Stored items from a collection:
════════════════

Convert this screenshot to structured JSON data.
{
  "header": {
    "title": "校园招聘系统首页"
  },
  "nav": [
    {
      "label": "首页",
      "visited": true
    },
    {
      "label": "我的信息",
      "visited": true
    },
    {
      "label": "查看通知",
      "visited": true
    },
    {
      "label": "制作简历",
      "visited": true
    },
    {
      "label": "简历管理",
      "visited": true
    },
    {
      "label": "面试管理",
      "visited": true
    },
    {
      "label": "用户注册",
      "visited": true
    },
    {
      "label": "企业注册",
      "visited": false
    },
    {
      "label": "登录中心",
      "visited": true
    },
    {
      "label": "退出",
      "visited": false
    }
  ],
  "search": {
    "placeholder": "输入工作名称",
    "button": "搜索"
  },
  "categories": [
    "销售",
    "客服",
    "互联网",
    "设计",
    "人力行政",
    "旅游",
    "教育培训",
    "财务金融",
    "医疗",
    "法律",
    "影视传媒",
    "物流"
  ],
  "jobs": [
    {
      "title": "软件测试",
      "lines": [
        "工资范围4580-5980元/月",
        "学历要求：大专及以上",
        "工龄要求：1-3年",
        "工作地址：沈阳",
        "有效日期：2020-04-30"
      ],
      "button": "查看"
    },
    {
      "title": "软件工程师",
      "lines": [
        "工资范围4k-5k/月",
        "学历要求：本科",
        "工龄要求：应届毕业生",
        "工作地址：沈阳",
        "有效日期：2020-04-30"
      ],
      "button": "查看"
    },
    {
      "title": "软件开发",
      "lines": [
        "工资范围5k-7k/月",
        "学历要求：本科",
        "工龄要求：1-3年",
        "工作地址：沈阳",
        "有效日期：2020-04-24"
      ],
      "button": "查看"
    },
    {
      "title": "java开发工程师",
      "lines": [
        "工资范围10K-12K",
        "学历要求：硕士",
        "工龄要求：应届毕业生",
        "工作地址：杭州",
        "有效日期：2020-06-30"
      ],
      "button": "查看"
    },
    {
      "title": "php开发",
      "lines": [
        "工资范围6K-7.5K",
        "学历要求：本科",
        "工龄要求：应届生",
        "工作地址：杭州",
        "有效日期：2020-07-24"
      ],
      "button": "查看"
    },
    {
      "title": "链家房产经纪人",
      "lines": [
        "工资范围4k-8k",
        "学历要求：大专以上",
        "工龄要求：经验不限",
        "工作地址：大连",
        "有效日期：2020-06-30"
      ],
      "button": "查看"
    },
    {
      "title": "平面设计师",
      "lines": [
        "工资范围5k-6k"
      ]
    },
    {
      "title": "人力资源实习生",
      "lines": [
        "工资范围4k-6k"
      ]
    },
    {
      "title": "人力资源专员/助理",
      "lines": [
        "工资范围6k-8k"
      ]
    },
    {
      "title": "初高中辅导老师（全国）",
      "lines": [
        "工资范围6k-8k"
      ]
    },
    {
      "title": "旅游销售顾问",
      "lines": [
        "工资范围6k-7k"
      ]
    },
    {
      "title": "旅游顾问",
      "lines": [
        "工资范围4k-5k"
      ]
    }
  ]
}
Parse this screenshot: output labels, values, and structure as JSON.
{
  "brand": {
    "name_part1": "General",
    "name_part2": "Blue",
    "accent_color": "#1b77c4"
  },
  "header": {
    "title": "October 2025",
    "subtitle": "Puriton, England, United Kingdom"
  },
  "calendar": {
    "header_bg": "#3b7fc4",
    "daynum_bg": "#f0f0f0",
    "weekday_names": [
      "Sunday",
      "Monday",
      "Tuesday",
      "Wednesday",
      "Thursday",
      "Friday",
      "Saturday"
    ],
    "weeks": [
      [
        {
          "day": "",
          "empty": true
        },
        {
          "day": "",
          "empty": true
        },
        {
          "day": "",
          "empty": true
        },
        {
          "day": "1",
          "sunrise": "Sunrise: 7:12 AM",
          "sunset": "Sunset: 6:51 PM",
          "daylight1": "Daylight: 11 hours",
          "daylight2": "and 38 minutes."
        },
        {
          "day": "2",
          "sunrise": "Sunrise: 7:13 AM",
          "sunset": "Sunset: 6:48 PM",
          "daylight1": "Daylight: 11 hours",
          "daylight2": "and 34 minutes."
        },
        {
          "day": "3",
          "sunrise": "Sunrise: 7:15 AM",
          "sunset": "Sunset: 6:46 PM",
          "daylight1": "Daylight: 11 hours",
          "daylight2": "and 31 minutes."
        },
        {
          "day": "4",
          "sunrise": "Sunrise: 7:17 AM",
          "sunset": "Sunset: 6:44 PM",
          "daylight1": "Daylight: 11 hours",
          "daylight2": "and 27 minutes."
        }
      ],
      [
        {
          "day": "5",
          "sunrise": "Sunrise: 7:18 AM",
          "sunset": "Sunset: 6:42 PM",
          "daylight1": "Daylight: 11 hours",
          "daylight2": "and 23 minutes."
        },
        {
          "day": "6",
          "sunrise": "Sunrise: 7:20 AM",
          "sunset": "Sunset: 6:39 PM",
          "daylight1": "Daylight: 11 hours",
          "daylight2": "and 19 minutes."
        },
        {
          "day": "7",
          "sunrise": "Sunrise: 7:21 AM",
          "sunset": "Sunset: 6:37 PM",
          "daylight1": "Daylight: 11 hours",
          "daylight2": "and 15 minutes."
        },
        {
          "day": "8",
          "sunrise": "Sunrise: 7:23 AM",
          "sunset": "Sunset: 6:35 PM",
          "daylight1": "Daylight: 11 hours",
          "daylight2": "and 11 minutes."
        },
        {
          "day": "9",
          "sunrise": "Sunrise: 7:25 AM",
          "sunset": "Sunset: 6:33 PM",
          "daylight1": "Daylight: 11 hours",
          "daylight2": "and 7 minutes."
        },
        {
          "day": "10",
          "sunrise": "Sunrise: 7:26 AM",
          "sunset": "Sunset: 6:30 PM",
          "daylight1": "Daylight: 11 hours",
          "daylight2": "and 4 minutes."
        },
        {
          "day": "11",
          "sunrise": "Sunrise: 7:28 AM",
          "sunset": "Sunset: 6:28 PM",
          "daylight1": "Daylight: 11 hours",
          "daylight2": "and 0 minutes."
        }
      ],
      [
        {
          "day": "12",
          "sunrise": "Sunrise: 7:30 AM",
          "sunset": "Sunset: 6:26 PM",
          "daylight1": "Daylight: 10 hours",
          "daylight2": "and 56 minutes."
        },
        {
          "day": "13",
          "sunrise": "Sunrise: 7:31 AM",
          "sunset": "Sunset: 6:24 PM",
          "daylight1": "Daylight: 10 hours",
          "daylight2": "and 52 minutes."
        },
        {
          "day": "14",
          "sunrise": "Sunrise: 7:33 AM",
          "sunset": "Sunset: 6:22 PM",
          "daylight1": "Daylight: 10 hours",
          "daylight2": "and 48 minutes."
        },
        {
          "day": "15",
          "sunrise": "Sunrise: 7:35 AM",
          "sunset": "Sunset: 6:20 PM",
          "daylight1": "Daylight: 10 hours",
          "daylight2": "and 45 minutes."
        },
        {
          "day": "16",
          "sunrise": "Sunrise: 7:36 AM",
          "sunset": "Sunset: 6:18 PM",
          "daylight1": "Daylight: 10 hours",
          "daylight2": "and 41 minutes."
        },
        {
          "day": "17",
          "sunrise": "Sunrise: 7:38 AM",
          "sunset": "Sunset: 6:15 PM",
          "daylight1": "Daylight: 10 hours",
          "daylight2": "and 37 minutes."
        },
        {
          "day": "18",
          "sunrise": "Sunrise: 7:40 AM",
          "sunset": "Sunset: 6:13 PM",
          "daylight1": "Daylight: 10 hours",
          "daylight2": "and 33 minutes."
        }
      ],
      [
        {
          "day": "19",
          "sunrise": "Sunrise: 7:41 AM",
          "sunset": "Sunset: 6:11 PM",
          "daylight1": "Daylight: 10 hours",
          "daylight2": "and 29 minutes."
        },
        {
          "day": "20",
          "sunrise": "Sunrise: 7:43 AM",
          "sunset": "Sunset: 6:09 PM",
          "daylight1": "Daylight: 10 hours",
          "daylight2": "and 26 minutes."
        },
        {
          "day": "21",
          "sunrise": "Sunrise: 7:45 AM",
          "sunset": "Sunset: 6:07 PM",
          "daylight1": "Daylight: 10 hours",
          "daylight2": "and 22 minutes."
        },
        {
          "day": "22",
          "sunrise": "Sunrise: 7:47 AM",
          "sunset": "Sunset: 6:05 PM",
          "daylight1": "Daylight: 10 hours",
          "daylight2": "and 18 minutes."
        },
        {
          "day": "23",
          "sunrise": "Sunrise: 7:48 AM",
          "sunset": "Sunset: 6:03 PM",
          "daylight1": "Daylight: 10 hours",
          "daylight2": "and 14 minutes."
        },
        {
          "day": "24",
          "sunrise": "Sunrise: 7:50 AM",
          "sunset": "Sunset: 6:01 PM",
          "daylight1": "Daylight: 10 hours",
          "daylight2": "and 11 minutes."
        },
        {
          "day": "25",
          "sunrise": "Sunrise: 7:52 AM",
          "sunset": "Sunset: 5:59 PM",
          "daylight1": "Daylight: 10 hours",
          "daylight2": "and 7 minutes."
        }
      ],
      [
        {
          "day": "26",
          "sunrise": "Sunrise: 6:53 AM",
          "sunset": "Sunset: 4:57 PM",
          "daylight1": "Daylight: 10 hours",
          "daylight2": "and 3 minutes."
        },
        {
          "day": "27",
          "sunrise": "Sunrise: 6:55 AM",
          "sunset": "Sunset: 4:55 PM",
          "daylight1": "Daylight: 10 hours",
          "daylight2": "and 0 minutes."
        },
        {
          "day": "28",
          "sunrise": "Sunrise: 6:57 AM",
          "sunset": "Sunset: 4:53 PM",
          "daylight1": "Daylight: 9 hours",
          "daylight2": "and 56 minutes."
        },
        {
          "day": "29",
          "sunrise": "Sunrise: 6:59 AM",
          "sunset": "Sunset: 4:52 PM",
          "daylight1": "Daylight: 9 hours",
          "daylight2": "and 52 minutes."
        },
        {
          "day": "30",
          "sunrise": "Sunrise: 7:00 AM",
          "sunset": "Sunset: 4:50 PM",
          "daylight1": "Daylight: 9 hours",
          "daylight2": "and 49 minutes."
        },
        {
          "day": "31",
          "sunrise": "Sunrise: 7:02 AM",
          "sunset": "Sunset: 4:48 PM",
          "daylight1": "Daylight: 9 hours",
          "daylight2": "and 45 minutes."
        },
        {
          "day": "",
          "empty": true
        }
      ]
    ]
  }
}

════════════════

- **Task requirements**:
Copy each line above that contains the word "screenshot".

- **Answer to this problem**:
Convert this screenshot to structured JSON data.
Parse this screenshot: output labels, values, and structure as JSON.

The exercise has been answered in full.